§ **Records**
┄┄┄┄┄┄

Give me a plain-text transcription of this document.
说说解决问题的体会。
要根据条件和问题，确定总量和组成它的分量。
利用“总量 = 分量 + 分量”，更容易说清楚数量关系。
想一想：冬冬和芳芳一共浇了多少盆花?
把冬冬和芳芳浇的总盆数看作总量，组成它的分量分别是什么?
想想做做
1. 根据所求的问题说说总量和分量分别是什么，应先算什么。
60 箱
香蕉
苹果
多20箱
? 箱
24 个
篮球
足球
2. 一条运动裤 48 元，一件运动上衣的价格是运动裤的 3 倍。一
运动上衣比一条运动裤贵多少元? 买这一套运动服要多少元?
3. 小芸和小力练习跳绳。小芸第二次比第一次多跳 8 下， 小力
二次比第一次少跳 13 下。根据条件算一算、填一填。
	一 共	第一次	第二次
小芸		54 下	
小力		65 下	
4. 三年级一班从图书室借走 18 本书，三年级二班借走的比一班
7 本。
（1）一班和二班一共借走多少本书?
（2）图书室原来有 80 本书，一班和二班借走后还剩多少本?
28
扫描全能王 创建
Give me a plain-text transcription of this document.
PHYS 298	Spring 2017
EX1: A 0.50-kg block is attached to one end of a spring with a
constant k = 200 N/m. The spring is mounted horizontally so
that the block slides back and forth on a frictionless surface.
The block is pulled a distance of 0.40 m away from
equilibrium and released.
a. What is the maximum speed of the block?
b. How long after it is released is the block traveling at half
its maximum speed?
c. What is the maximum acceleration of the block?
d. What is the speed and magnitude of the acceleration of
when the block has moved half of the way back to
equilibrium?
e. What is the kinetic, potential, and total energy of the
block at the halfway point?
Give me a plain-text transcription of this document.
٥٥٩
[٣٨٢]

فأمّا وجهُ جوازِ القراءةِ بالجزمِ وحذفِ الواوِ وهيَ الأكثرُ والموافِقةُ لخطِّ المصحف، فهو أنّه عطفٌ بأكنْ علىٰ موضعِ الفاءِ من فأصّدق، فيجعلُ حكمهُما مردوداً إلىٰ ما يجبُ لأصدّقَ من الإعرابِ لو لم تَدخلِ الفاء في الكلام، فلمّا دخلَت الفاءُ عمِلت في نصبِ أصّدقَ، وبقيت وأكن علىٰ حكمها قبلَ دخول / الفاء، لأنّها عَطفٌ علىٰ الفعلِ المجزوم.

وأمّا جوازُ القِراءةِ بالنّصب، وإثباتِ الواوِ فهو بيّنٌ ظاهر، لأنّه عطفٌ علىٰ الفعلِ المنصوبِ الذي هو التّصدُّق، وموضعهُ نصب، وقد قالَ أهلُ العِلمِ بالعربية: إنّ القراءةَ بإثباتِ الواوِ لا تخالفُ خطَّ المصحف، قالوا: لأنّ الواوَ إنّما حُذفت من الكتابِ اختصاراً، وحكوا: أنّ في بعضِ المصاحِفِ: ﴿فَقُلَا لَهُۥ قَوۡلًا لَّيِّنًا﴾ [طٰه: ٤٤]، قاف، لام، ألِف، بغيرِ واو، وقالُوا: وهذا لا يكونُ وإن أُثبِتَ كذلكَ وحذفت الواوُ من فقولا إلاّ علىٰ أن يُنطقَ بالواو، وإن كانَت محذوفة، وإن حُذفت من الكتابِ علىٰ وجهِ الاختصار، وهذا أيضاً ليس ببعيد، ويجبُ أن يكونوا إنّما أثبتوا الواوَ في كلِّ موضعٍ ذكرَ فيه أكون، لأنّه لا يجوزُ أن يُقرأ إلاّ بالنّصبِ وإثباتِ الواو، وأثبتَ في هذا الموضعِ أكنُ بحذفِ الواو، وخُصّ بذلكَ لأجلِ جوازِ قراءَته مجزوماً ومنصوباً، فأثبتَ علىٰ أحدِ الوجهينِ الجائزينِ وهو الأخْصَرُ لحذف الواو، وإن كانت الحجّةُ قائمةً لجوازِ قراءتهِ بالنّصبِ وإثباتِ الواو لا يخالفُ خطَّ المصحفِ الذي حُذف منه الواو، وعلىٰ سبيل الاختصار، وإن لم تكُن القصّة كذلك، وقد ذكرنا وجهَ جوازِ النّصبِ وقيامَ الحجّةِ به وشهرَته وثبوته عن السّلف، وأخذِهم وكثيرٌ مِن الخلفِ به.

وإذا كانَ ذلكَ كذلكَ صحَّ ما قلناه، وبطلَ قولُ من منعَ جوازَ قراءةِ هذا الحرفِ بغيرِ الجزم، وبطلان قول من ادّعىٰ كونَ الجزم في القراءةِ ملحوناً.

┄┄┄┄┄┄

§ **SET TASK**
Copy every line of the material, please, keeping it exactly the same.

§ **ANSWER**
Give me a plain-text transcription of this document.
说说解决问题的体会。
要根据条件和问题，确定总量和组成它的分量。
利用“总量 = 分量 + 分量”，更容易说清楚数量关系。
想一想：冬冬和芳芳一共浇了多少盆花?
把冬冬和芳芳浇的总盆数看作总量，组成它的分量分别是什么?
想想做做
1. 根据所求的问题说说总量和分量分别是什么，应先算什么。
60 箱
香蕉
苹果
多20箱
? 箱
24 个
篮球
足球
2. 一条运动裤 48 元，一件运动上衣的价格是运动裤的 3 倍。一
运动上衣比一条运动裤贵多少元? 买这一套运动服要多少元?
3. 小芸和小力练习跳绳。小芸第二次比第一次多跳 8 下， 小力
二次比第一次少跳 13 下。根据条件算一算、填一填。
	一 共	第一次	第二次
小芸		54 下	
小力		65 下	
4. 三年级一班从图书室借走 18 本书，三年级二班借走的比一班
7 本。
（1）一班和二班一共借走多少本书?
（2）图书室原来有 80 本书，一班和二班借走后还剩多少本?
28
扫描全能王 创建
Give me a plain-text transcription of this document.
PHYS 298	Spring 2017
EX1: A 0.50-kg block is attached to one end of a spring with a
constant k = 200 N/m. The spring is mounted horizontally so
that the block slides back and forth on a frictionless surface.
The block is pulled a distance of 0.40 m away from
equilibrium and released.
a. What is the maximum speed of the block?
b. How long after it is released is the block traveling at half
its maximum speed?
c. What is the maximum acceleration of the block?
d. What is the speed and magnitude of the acceleration of
when the block has moved half of the way back to
equilibrium?
e. What is the kinetic, potential, and total energy of the
block at the halfway point?
Give me a plain-text transcription of this document.
٥٥٩
[٣٨٢]

فأمّا وجهُ جوازِ القراءةِ بالجزمِ وحذفِ الواوِ وهيَ الأكثرُ والموافِقةُ لخطِّ المصحف، فهو أنّه عطفٌ بأكنْ علىٰ موضعِ الفاءِ من فأصّدق، فيجعلُ حكمهُما مردوداً إلىٰ ما يجبُ لأصدّقَ من الإعرابِ لو لم تَدخلِ الفاء في الكلام، فلمّا دخلَت الفاءُ عمِلت في نصبِ أصّدقَ، وبقيت وأكن علىٰ حكمها قبلَ دخول / الفاء، لأنّها عَطفٌ علىٰ الفعلِ المجزوم.

وأمّا جوازُ القِراءةِ بالنّصب، وإثباتِ الواوِ فهو بيّنٌ ظاهر، لأنّه عطفٌ علىٰ الفعلِ المنصوبِ الذي هو التّصدُّق، وموضعهُ نصب، وقد قالَ أهلُ العِلمِ بالعربية: إنّ القراءةَ بإثباتِ الواوِ لا تخالفُ خطَّ المصحف، قالوا: لأنّ الواوَ إنّما حُذفت من الكتابِ اختصاراً، وحكوا: أنّ في بعضِ المصاحِفِ: ﴿فَقُلَا لَهُۥ قَوۡلًا لَّيِّنًا﴾ [طٰه: ٤٤]، قاف، لام، ألِف، بغيرِ واو، وقالُوا: وهذا لا يكونُ وإن أُثبِتَ كذلكَ وحذفت الواوُ من فقولا إلاّ علىٰ أن يُنطقَ بالواو، وإن كانَت محذوفة، وإن حُذفت من الكتابِ علىٰ وجهِ الاختصار، وهذا أيضاً ليس ببعيد، ويجبُ أن يكونوا إنّما أثبتوا الواوَ في كلِّ موضعٍ ذكرَ فيه أكون، لأنّه لا يجوزُ أن يُقرأ إلاّ بالنّصبِ وإثباتِ الواو، وأثبتَ في هذا الموضعِ أكنُ بحذفِ الواو، وخُصّ بذلكَ لأجلِ جوازِ قراءَته مجزوماً ومنصوباً، فأثبتَ علىٰ أحدِ الوجهينِ الجائزينِ وهو الأخْصَرُ لحذف الواو، وإن كانت الحجّةُ قائمةً لجوازِ قراءتهِ بالنّصبِ وإثباتِ الواو لا يخالفُ خطَّ المصحفِ الذي حُذف منه الواو، وعلىٰ سبيل الاختصار، وإن لم تكُن القصّة كذلك، وقد ذكرنا وجهَ جوازِ النّصبِ وقيامَ الحجّةِ به وشهرَته وثبوته عن السّلف، وأخذِهم وكثيرٌ مِن الخلفِ به.

وإذا كانَ ذلكَ كذلكَ صحَّ ما قلناه، وبطلَ قولُ من منعَ جوازَ قراءةِ هذا الحرفِ بغيرِ الجزم، وبطلان قول من ادّعىٰ كونَ الجزم في القراءةِ ملحوناً.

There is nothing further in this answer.